** start GIVEN DATA **
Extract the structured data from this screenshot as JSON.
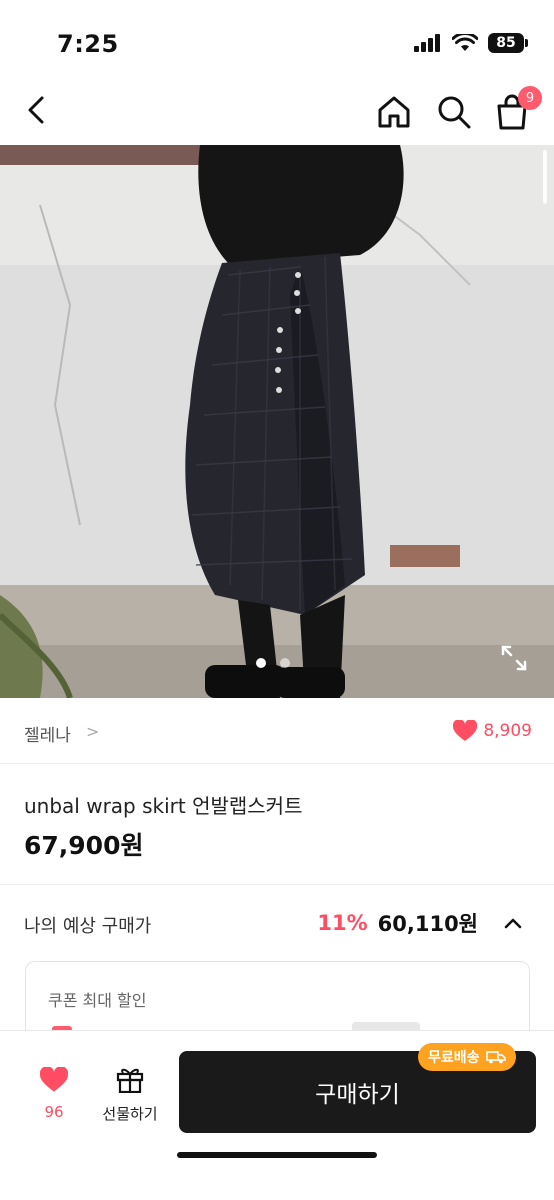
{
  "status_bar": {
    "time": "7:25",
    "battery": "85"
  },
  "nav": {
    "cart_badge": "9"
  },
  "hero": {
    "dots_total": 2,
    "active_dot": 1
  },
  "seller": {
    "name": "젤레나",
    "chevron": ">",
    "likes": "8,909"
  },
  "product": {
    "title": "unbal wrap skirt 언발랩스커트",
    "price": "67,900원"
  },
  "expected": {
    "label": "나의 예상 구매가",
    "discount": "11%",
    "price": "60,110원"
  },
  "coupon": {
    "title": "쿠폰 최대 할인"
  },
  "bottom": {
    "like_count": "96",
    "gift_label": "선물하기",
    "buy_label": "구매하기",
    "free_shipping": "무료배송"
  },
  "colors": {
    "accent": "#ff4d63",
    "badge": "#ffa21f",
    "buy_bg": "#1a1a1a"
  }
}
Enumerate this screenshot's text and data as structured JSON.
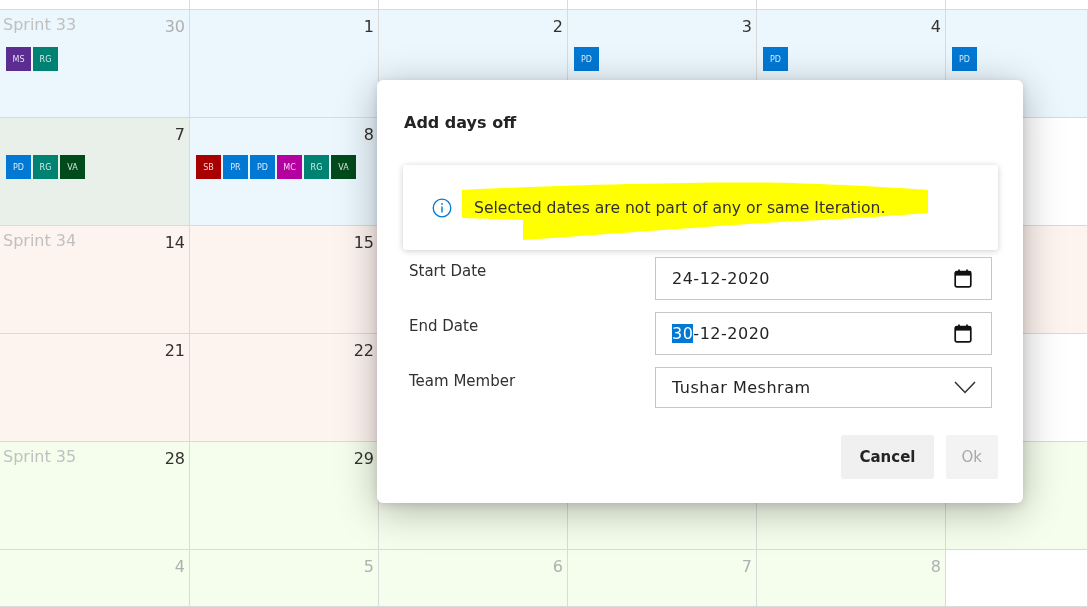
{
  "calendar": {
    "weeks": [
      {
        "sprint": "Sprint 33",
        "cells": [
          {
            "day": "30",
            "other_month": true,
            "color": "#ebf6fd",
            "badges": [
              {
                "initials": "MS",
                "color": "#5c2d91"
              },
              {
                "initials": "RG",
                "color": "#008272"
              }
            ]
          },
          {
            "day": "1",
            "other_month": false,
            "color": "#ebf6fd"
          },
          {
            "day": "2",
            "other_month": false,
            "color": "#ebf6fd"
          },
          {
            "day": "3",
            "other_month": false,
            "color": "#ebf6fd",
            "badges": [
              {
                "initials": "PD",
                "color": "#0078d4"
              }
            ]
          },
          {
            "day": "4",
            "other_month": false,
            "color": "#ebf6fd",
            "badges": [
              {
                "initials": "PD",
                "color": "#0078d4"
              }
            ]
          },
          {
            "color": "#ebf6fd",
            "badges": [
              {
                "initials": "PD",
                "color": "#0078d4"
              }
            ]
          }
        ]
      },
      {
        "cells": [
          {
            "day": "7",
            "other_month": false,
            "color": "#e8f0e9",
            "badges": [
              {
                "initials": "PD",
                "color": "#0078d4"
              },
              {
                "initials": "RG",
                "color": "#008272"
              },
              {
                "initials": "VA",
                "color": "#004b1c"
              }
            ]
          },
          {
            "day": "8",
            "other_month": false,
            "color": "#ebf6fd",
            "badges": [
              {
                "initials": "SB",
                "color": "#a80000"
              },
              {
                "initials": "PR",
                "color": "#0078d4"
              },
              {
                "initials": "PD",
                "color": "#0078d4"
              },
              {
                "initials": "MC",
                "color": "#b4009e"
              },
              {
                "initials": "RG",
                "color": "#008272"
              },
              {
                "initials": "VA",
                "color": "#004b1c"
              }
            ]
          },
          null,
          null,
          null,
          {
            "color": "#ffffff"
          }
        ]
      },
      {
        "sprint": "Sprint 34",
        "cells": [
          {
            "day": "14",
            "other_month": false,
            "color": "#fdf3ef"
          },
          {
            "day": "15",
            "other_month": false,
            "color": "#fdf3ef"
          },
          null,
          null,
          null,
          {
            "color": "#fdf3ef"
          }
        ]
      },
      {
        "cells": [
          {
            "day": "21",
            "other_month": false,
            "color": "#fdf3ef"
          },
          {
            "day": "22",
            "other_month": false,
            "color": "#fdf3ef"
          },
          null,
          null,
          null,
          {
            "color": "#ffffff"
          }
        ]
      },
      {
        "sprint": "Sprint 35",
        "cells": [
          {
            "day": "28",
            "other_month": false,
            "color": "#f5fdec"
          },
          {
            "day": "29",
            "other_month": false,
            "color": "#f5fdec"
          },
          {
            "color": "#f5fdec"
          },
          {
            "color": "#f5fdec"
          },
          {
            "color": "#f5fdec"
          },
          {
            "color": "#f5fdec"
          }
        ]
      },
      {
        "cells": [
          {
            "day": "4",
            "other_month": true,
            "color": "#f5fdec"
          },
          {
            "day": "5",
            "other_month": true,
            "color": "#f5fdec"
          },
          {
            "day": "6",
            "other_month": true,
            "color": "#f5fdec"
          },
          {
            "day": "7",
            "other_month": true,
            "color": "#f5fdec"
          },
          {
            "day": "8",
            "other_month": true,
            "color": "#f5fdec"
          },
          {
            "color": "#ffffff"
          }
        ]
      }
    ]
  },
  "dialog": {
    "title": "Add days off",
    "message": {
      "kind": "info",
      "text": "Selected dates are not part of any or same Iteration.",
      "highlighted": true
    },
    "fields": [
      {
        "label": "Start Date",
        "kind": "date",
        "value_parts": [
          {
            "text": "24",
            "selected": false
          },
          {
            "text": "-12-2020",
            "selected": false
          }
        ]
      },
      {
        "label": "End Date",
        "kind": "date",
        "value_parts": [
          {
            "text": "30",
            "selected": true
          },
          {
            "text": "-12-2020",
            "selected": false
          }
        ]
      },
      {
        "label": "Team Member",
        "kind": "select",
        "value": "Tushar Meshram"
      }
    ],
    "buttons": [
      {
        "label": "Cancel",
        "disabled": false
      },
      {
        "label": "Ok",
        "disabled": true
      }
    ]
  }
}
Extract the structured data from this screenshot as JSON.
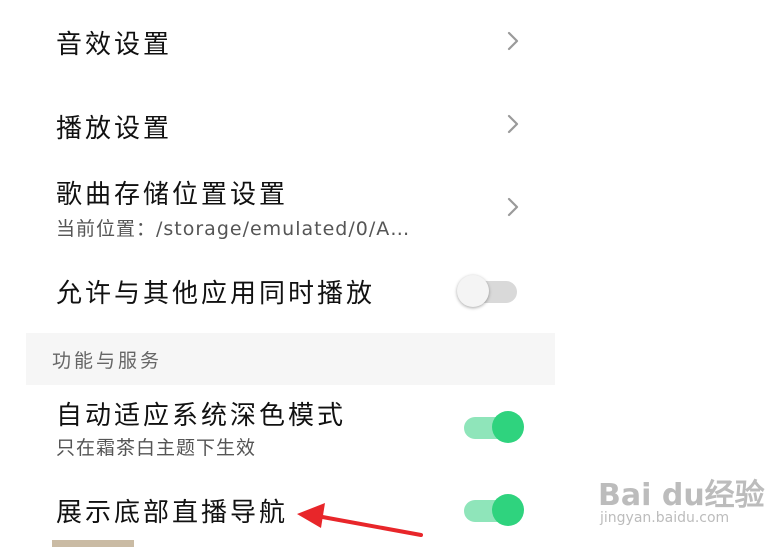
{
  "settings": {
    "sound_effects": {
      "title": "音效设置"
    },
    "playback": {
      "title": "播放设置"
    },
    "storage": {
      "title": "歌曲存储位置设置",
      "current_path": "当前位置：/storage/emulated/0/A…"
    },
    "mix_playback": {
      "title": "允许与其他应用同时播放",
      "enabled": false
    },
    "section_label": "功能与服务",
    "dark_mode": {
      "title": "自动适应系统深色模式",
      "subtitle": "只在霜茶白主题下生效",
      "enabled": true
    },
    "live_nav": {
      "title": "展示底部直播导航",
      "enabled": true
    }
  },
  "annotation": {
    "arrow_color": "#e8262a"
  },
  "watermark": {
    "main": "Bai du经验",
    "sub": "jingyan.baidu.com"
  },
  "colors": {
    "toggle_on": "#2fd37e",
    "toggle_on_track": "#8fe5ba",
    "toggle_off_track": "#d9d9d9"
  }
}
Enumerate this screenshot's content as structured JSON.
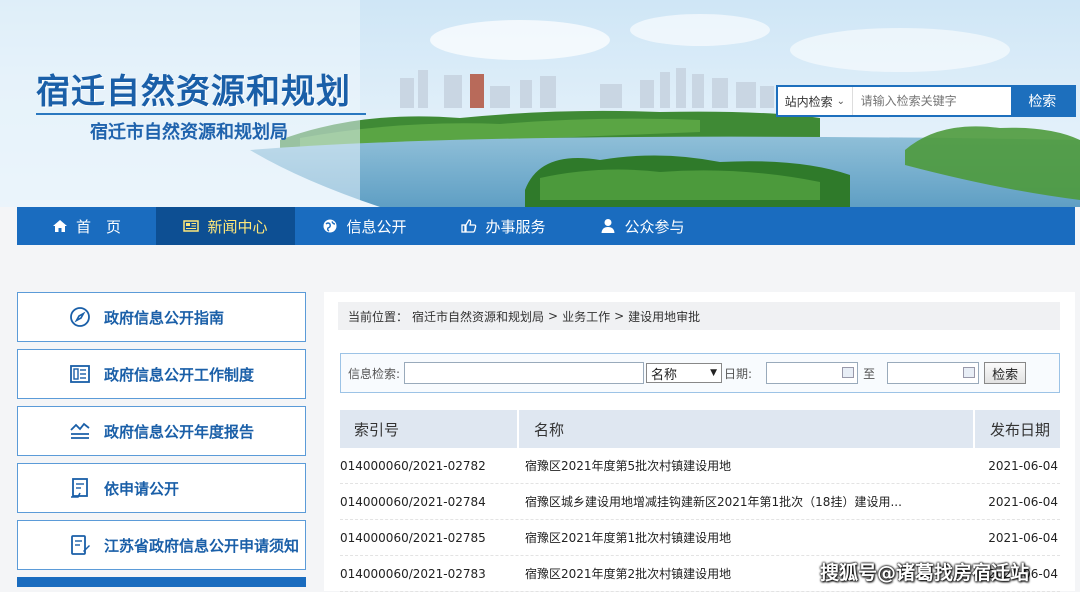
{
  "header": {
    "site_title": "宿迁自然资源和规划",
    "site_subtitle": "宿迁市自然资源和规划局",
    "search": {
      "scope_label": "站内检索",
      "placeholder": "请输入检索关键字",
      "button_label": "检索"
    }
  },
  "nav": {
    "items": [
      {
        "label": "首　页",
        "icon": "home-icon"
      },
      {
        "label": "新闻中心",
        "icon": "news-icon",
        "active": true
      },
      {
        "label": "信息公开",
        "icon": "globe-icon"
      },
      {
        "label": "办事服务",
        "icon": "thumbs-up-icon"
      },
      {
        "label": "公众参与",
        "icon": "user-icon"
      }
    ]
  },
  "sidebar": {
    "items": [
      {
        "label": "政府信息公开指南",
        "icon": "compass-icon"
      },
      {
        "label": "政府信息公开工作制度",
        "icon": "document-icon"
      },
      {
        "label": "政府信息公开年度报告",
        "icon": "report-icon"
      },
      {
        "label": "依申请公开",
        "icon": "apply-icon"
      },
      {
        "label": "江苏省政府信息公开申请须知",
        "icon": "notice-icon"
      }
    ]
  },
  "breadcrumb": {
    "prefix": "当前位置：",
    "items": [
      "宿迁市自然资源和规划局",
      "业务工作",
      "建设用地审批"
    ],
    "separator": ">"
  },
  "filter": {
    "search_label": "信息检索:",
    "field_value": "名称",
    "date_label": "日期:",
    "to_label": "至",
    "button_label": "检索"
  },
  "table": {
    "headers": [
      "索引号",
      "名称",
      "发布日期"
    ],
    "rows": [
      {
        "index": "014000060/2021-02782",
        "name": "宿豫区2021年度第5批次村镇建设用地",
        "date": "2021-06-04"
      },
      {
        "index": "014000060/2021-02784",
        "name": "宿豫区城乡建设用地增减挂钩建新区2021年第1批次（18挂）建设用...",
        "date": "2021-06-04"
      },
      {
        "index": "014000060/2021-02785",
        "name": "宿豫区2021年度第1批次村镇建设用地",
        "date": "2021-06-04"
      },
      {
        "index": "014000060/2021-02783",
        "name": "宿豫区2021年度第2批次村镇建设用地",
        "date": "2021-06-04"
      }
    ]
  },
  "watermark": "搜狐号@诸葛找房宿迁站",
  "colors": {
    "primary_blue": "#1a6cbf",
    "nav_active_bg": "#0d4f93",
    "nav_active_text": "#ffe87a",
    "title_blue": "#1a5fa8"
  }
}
** end GIVEN DATA **
WRITTEN TASK: Pick out lines containing the word "name", each one as written.

TASK OUTPUT:
    "name": "젤레나",
        "name": "宿豫区2021年度第5批次村镇建设用地",
        "name": "宿豫区城乡建设用地增减挂钩建新区2021年第1批次（18挂）建设用...",
        "name": "宿豫区2021年度第1批次村镇建设用地",
        "name": "宿豫区2021年度第2批次村镇建设用地",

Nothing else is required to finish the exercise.